* What is needed: Give the data a second time, exactly and in full.

..........

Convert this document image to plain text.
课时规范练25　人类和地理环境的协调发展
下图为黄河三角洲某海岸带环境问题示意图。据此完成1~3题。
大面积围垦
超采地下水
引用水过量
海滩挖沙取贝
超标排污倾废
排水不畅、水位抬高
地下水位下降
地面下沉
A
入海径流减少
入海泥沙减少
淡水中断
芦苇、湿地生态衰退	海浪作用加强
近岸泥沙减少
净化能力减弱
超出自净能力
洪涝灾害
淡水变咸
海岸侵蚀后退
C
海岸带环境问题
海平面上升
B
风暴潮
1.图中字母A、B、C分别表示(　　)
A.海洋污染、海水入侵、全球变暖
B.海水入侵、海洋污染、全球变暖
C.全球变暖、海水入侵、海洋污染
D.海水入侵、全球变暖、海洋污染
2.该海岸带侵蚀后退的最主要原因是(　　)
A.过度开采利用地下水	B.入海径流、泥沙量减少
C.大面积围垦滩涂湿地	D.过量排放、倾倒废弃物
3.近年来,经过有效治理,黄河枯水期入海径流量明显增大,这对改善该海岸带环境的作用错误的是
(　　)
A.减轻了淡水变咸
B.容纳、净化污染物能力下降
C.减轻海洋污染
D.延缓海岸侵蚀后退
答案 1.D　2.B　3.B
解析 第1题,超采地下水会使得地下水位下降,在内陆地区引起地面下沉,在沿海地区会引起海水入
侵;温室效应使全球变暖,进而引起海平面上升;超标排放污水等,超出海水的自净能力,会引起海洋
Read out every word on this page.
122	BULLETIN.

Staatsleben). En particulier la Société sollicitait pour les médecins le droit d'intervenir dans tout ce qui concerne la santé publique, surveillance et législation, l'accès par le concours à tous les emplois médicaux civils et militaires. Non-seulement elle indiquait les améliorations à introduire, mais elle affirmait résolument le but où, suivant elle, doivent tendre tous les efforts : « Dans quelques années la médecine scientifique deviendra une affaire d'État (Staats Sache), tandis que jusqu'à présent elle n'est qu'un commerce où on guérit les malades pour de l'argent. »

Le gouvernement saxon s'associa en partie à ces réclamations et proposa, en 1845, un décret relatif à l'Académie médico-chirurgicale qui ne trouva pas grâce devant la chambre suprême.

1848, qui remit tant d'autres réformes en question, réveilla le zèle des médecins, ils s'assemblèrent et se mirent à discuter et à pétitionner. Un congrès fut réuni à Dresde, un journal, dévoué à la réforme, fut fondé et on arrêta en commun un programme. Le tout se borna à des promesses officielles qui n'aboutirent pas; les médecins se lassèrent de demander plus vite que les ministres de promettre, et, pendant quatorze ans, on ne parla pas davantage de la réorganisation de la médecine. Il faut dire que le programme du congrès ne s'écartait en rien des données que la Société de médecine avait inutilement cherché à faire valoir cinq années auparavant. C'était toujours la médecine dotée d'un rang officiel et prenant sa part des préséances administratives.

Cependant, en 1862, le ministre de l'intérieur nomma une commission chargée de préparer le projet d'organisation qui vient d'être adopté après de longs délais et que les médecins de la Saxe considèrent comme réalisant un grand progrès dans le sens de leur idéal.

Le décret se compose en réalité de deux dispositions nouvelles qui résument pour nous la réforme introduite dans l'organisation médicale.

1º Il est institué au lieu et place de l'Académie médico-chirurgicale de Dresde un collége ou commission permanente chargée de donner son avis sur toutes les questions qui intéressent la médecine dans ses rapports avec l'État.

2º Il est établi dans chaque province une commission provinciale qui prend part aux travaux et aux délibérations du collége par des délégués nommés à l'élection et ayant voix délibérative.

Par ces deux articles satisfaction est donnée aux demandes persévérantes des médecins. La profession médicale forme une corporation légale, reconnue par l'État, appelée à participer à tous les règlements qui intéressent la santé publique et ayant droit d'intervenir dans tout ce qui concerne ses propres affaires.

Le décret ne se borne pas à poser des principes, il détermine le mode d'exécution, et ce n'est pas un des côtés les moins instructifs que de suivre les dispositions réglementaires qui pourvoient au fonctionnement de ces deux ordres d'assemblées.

..........

* Solution:
Convert this document image to plain text.
课时规范练25　人类和地理环境的协调发展
下图为黄河三角洲某海岸带环境问题示意图。据此完成1~3题。
大面积围垦
超采地下水
引用水过量
海滩挖沙取贝
超标排污倾废
排水不畅、水位抬高
地下水位下降
地面下沉
A
入海径流减少
入海泥沙减少
淡水中断
芦苇、湿地生态衰退	海浪作用加强
近岸泥沙减少
净化能力减弱
超出自净能力
洪涝灾害
淡水变咸
海岸侵蚀后退
C
海岸带环境问题
海平面上升
B
风暴潮
1.图中字母A、B、C分别表示(　　)
A.海洋污染、海水入侵、全球变暖
B.海水入侵、海洋污染、全球变暖
C.全球变暖、海水入侵、海洋污染
D.海水入侵、全球变暖、海洋污染
2.该海岸带侵蚀后退的最主要原因是(　　)
A.过度开采利用地下水	B.入海径流、泥沙量减少
C.大面积围垦滩涂湿地	D.过量排放、倾倒废弃物
3.近年来,经过有效治理,黄河枯水期入海径流量明显增大,这对改善该海岸带环境的作用错误的是
(　　)
A.减轻了淡水变咸
B.容纳、净化污染物能力下降
C.减轻海洋污染
D.延缓海岸侵蚀后退
答案 1.D　2.B　3.B
解析 第1题,超采地下水会使得地下水位下降,在内陆地区引起地面下沉,在沿海地区会引起海水入
侵;温室效应使全球变暖,进而引起海平面上升;超标排放污水等,超出海水的自净能力,会引起海洋
Read out every word on this page.
122	BULLETIN.

Staatsleben). En particulier la Société sollicitait pour les médecins le droit d'intervenir dans tout ce qui concerne la santé publique, surveillance et législation, l'accès par le concours à tous les emplois médicaux civils et militaires. Non-seulement elle indiquait les améliorations à introduire, mais elle affirmait résolument le but où, suivant elle, doivent tendre tous les efforts : « Dans quelques années la médecine scientifique deviendra une affaire d'État (Staats Sache), tandis que jusqu'à présent elle n'est qu'un commerce où on guérit les malades pour de l'argent. »

Le gouvernement saxon s'associa en partie à ces réclamations et proposa, en 1845, un décret relatif à l'Académie médico-chirurgicale qui ne trouva pas grâce devant la chambre suprême.

1848, qui remit tant d'autres réformes en question, réveilla le zèle des médecins, ils s'assemblèrent et se mirent à discuter et à pétitionner. Un congrès fut réuni à Dresde, un journal, dévoué à la réforme, fut fondé et on arrêta en commun un programme. Le tout se borna à des promesses officielles qui n'aboutirent pas; les médecins se lassèrent de demander plus vite que les ministres de promettre, et, pendant quatorze ans, on ne parla pas davantage de la réorganisation de la médecine. Il faut dire que le programme du congrès ne s'écartait en rien des données que la Société de médecine avait inutilement cherché à faire valoir cinq années auparavant. C'était toujours la médecine dotée d'un rang officiel et prenant sa part des préséances administratives.

Cependant, en 1862, le ministre de l'intérieur nomma une commission chargée de préparer le projet d'organisation qui vient d'être adopté après de longs délais et que les médecins de la Saxe considèrent comme réalisant un grand progrès dans le sens de leur idéal.

Le décret se compose en réalité de deux dispositions nouvelles qui résument pour nous la réforme introduite dans l'organisation médicale.

1º Il est institué au lieu et place de l'Académie médico-chirurgicale de Dresde un collége ou commission permanente chargée de donner son avis sur toutes les questions qui intéressent la médecine dans ses rapports avec l'État.

2º Il est établi dans chaque province une commission provinciale qui prend part aux travaux et aux délibérations du collége par des délégués nommés à l'élection et ayant voix délibérative.

Par ces deux articles satisfaction est donnée aux demandes persévérantes des médecins. La profession médicale forme une corporation légale, reconnue par l'État, appelée à participer à tous les règlements qui intéressent la santé publique et ayant droit d'intervenir dans tout ce qui concerne ses propres affaires.

Le décret ne se borne pas à poser des principes, il détermine le mode d'exécution, et ce n'est pas un des côtés les moins instructifs que de suivre les dispositions réglementaires qui pourvoient au fonctionnement de ces deux ordres d'assemblées.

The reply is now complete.